Figure contents as structured data
## begin
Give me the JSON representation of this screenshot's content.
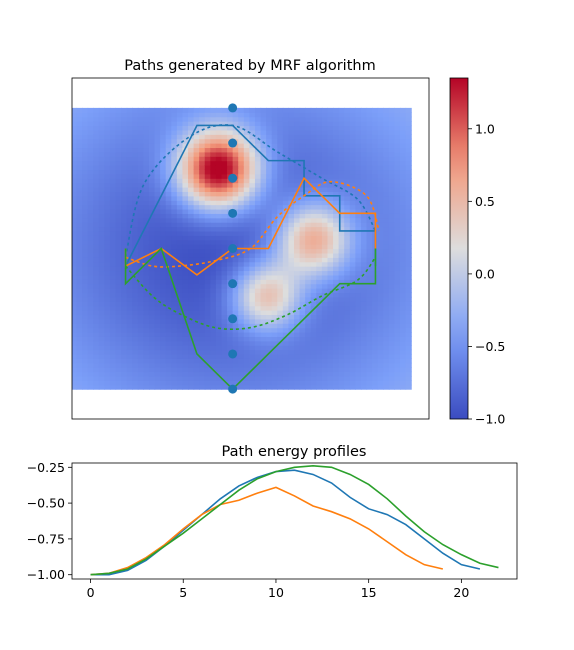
{
  "chart_data": [
    {
      "type": "heatmap",
      "title": "Paths generated by MRF algorithm",
      "field": {
        "grid_x": [
          -1.0,
          1.0
        ],
        "grid_y": [
          -0.8,
          0.8
        ],
        "background": {
          "amplitude": 1.0,
          "sigma_x": 0.9,
          "sigma_y": 0.8
        },
        "bumps": [
          {
            "x": -0.08,
            "y": 0.45,
            "amp": 2.3,
            "sigma": 0.16
          },
          {
            "x": 0.45,
            "y": 0.05,
            "amp": 1.45,
            "sigma": 0.15
          },
          {
            "x": 0.19,
            "y": -0.27,
            "amp": 1.3,
            "sigma": 0.14
          }
        ]
      },
      "points": {
        "x": [
          0,
          0,
          0,
          0,
          0,
          0,
          0,
          0,
          0
        ],
        "y": [
          0.8,
          0.6,
          0.4,
          0.2,
          0.0,
          -0.2,
          -0.4,
          -0.6,
          -0.8
        ],
        "color": "#1f77b4"
      },
      "paths": [
        {
          "color": "#1f77b4",
          "solid": [
            [
              -0.6,
              -0.1
            ],
            [
              -0.2,
              0.7
            ],
            [
              0.0,
              0.7
            ],
            [
              0.2,
              0.5
            ],
            [
              0.4,
              0.5
            ],
            [
              0.4,
              0.3
            ],
            [
              0.6,
              0.3
            ],
            [
              0.6,
              0.1
            ],
            [
              0.8,
              0.1
            ],
            [
              0.8,
              -0.1
            ]
          ],
          "dashed": [
            [
              -0.6,
              -0.05
            ],
            [
              -0.5,
              0.36
            ],
            [
              -0.25,
              0.63
            ],
            [
              0.0,
              0.7
            ],
            [
              0.25,
              0.55
            ],
            [
              0.5,
              0.4
            ],
            [
              0.7,
              0.28
            ],
            [
              0.8,
              0.1
            ]
          ]
        },
        {
          "color": "#ff7f0e",
          "solid": [
            [
              -0.6,
              0.0
            ],
            [
              -0.6,
              -0.1
            ],
            [
              -0.4,
              0.0
            ],
            [
              -0.2,
              -0.15
            ],
            [
              0.0,
              0.0
            ],
            [
              0.2,
              0.0
            ],
            [
              0.4,
              0.4
            ],
            [
              0.6,
              0.2
            ],
            [
              0.8,
              0.2
            ],
            [
              0.8,
              0.0
            ]
          ],
          "dashed": [
            [
              -0.6,
              -0.05
            ],
            [
              -0.45,
              -0.1
            ],
            [
              -0.3,
              -0.1
            ],
            [
              -0.1,
              -0.07
            ],
            [
              0.1,
              0.0
            ],
            [
              0.25,
              0.18
            ],
            [
              0.4,
              0.3
            ],
            [
              0.55,
              0.38
            ],
            [
              0.75,
              0.3
            ],
            [
              0.82,
              0.1
            ]
          ]
        },
        {
          "color": "#2ca02c",
          "solid": [
            [
              -0.6,
              0.0
            ],
            [
              -0.6,
              -0.2
            ],
            [
              -0.4,
              0.0
            ],
            [
              -0.2,
              -0.6
            ],
            [
              0.0,
              -0.8
            ],
            [
              0.2,
              -0.6
            ],
            [
              0.4,
              -0.4
            ],
            [
              0.6,
              -0.2
            ],
            [
              0.8,
              -0.2
            ],
            [
              0.8,
              0.0
            ]
          ],
          "dashed": [
            [
              -0.6,
              -0.1
            ],
            [
              -0.45,
              -0.27
            ],
            [
              -0.3,
              -0.37
            ],
            [
              -0.1,
              -0.45
            ],
            [
              0.1,
              -0.45
            ],
            [
              0.3,
              -0.38
            ],
            [
              0.5,
              -0.27
            ],
            [
              0.7,
              -0.18
            ],
            [
              0.8,
              -0.05
            ]
          ]
        }
      ],
      "colorbar": {
        "cmap": "coolwarm",
        "vmin": -1.0,
        "vmax": 1.35,
        "ticks": [
          -1.0,
          -0.5,
          0.0,
          0.5,
          1.0
        ],
        "tick_labels": [
          "−1.0",
          "−0.5",
          "0.0",
          "0.5",
          "1.0"
        ]
      },
      "axes_visible": false,
      "xlim": [
        -0.9,
        1.1
      ],
      "ylim": [
        -0.97,
        0.97
      ]
    },
    {
      "type": "line",
      "title": "Path energy profiles",
      "xlim": [
        -1,
        23
      ],
      "ylim": [
        -1.03,
        -0.22
      ],
      "xticks": [
        0,
        5,
        10,
        15,
        20
      ],
      "xtick_labels": [
        "0",
        "5",
        "10",
        "15",
        "20"
      ],
      "yticks": [
        -1.0,
        -0.75,
        -0.5,
        -0.25
      ],
      "ytick_labels": [
        "−1.00",
        "−0.75",
        "−0.50",
        "−0.25"
      ],
      "series": [
        {
          "color": "#1f77b4",
          "x": [
            0,
            1,
            2,
            3,
            4,
            5,
            6,
            7,
            8,
            9,
            10,
            11,
            12,
            13,
            14,
            15,
            16,
            17,
            18,
            19,
            20,
            21
          ],
          "y": [
            -1.0,
            -1.0,
            -0.97,
            -0.9,
            -0.8,
            -0.69,
            -0.58,
            -0.47,
            -0.38,
            -0.32,
            -0.28,
            -0.27,
            -0.3,
            -0.36,
            -0.46,
            -0.54,
            -0.58,
            -0.65,
            -0.75,
            -0.85,
            -0.93,
            -0.96
          ]
        },
        {
          "color": "#ff7f0e",
          "x": [
            0,
            1,
            2,
            3,
            4,
            5,
            6,
            7,
            8,
            9,
            10,
            11,
            12,
            13,
            14,
            15,
            16,
            17,
            18,
            19
          ],
          "y": [
            -1.0,
            -0.99,
            -0.95,
            -0.88,
            -0.79,
            -0.68,
            -0.58,
            -0.51,
            -0.48,
            -0.43,
            -0.39,
            -0.45,
            -0.52,
            -0.56,
            -0.61,
            -0.68,
            -0.77,
            -0.86,
            -0.93,
            -0.96
          ]
        },
        {
          "color": "#2ca02c",
          "x": [
            0,
            1,
            2,
            3,
            4,
            5,
            6,
            7,
            8,
            9,
            10,
            11,
            12,
            13,
            14,
            15,
            16,
            17,
            18,
            19,
            20,
            21,
            22
          ],
          "y": [
            -1.0,
            -0.99,
            -0.96,
            -0.89,
            -0.8,
            -0.71,
            -0.61,
            -0.51,
            -0.41,
            -0.33,
            -0.28,
            -0.25,
            -0.24,
            -0.25,
            -0.3,
            -0.37,
            -0.47,
            -0.59,
            -0.7,
            -0.79,
            -0.86,
            -0.92,
            -0.95
          ]
        }
      ]
    }
  ]
}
## end
DO THIS: Pictures in the records should not appear in your copy, but everything else must be transcribed exactly.

FINAL RESULT:
Give me the JSON representation of this screenshot's content.
{
  "chart_data": [
    {
      "type": "heatmap",
      "title": "Paths generated by MRF algorithm",
      "field": {
        "grid_x": [
          -1.0,
          1.0
        ],
        "grid_y": [
          -0.8,
          0.8
        ],
        "background": {
          "amplitude": 1.0,
          "sigma_x": 0.9,
          "sigma_y": 0.8
        },
        "bumps": [
          {
            "x": -0.08,
            "y": 0.45,
            "amp": 2.3,
            "sigma": 0.16
          },
          {
            "x": 0.45,
            "y": 0.05,
            "amp": 1.45,
            "sigma": 0.15
          },
          {
            "x": 0.19,
            "y": -0.27,
            "amp": 1.3,
            "sigma": 0.14
          }
        ]
      },
      "points": {
        "x": [
          0,
          0,
          0,
          0,
          0,
          0,
          0,
          0,
          0
        ],
        "y": [
          0.8,
          0.6,
          0.4,
          0.2,
          0.0,
          -0.2,
          -0.4,
          -0.6,
          -0.8
        ],
        "color": "#1f77b4"
      },
      "paths": [
        {
          "color": "#1f77b4",
          "solid": [
            [
              -0.6,
              -0.1
            ],
            [
              -0.2,
              0.7
            ],
            [
              0.0,
              0.7
            ],
            [
              0.2,
              0.5
            ],
            [
              0.4,
              0.5
            ],
            [
              0.4,
              0.3
            ],
            [
              0.6,
              0.3
            ],
            [
              0.6,
              0.1
            ],
            [
              0.8,
              0.1
            ],
            [
              0.8,
              -0.1
            ]
          ],
          "dashed": [
            [
              -0.6,
              -0.05
            ],
            [
              -0.5,
              0.36
            ],
            [
              -0.25,
              0.63
            ],
            [
              0.0,
              0.7
            ],
            [
              0.25,
              0.55
            ],
            [
              0.5,
              0.4
            ],
            [
              0.7,
              0.28
            ],
            [
              0.8,
              0.1
            ]
          ]
        },
        {
          "color": "#ff7f0e",
          "solid": [
            [
              -0.6,
              0.0
            ],
            [
              -0.6,
              -0.1
            ],
            [
              -0.4,
              0.0
            ],
            [
              -0.2,
              -0.15
            ],
            [
              0.0,
              0.0
            ],
            [
              0.2,
              0.0
            ],
            [
              0.4,
              0.4
            ],
            [
              0.6,
              0.2
            ],
            [
              0.8,
              0.2
            ],
            [
              0.8,
              0.0
            ]
          ],
          "dashed": [
            [
              -0.6,
              -0.05
            ],
            [
              -0.45,
              -0.1
            ],
            [
              -0.3,
              -0.1
            ],
            [
              -0.1,
              -0.07
            ],
            [
              0.1,
              0.0
            ],
            [
              0.25,
              0.18
            ],
            [
              0.4,
              0.3
            ],
            [
              0.55,
              0.38
            ],
            [
              0.75,
              0.3
            ],
            [
              0.82,
              0.1
            ]
          ]
        },
        {
          "color": "#2ca02c",
          "solid": [
            [
              -0.6,
              0.0
            ],
            [
              -0.6,
              -0.2
            ],
            [
              -0.4,
              0.0
            ],
            [
              -0.2,
              -0.6
            ],
            [
              0.0,
              -0.8
            ],
            [
              0.2,
              -0.6
            ],
            [
              0.4,
              -0.4
            ],
            [
              0.6,
              -0.2
            ],
            [
              0.8,
              -0.2
            ],
            [
              0.8,
              0.0
            ]
          ],
          "dashed": [
            [
              -0.6,
              -0.1
            ],
            [
              -0.45,
              -0.27
            ],
            [
              -0.3,
              -0.37
            ],
            [
              -0.1,
              -0.45
            ],
            [
              0.1,
              -0.45
            ],
            [
              0.3,
              -0.38
            ],
            [
              0.5,
              -0.27
            ],
            [
              0.7,
              -0.18
            ],
            [
              0.8,
              -0.05
            ]
          ]
        }
      ],
      "colorbar": {
        "cmap": "coolwarm",
        "vmin": -1.0,
        "vmax": 1.35,
        "ticks": [
          -1.0,
          -0.5,
          0.0,
          0.5,
          1.0
        ],
        "tick_labels": [
          "−1.0",
          "−0.5",
          "0.0",
          "0.5",
          "1.0"
        ]
      },
      "axes_visible": false,
      "xlim": [
        -0.9,
        1.1
      ],
      "ylim": [
        -0.97,
        0.97
      ]
    },
    {
      "type": "line",
      "title": "Path energy profiles",
      "xlim": [
        -1,
        23
      ],
      "ylim": [
        -1.03,
        -0.22
      ],
      "xticks": [
        0,
        5,
        10,
        15,
        20
      ],
      "xtick_labels": [
        "0",
        "5",
        "10",
        "15",
        "20"
      ],
      "yticks": [
        -1.0,
        -0.75,
        -0.5,
        -0.25
      ],
      "ytick_labels": [
        "−1.00",
        "−0.75",
        "−0.50",
        "−0.25"
      ],
      "series": [
        {
          "color": "#1f77b4",
          "x": [
            0,
            1,
            2,
            3,
            4,
            5,
            6,
            7,
            8,
            9,
            10,
            11,
            12,
            13,
            14,
            15,
            16,
            17,
            18,
            19,
            20,
            21
          ],
          "y": [
            -1.0,
            -1.0,
            -0.97,
            -0.9,
            -0.8,
            -0.69,
            -0.58,
            -0.47,
            -0.38,
            -0.32,
            -0.28,
            -0.27,
            -0.3,
            -0.36,
            -0.46,
            -0.54,
            -0.58,
            -0.65,
            -0.75,
            -0.85,
            -0.93,
            -0.96
          ]
        },
        {
          "color": "#ff7f0e",
          "x": [
            0,
            1,
            2,
            3,
            4,
            5,
            6,
            7,
            8,
            9,
            10,
            11,
            12,
            13,
            14,
            15,
            16,
            17,
            18,
            19
          ],
          "y": [
            -1.0,
            -0.99,
            -0.95,
            -0.88,
            -0.79,
            -0.68,
            -0.58,
            -0.51,
            -0.48,
            -0.43,
            -0.39,
            -0.45,
            -0.52,
            -0.56,
            -0.61,
            -0.68,
            -0.77,
            -0.86,
            -0.93,
            -0.96
          ]
        },
        {
          "color": "#2ca02c",
          "x": [
            0,
            1,
            2,
            3,
            4,
            5,
            6,
            7,
            8,
            9,
            10,
            11,
            12,
            13,
            14,
            15,
            16,
            17,
            18,
            19,
            20,
            21,
            22
          ],
          "y": [
            -1.0,
            -0.99,
            -0.96,
            -0.89,
            -0.8,
            -0.71,
            -0.61,
            -0.51,
            -0.41,
            -0.33,
            -0.28,
            -0.25,
            -0.24,
            -0.25,
            -0.3,
            -0.37,
            -0.47,
            -0.59,
            -0.7,
            -0.79,
            -0.86,
            -0.92,
            -0.95
          ]
        }
      ]
    }
  ]
}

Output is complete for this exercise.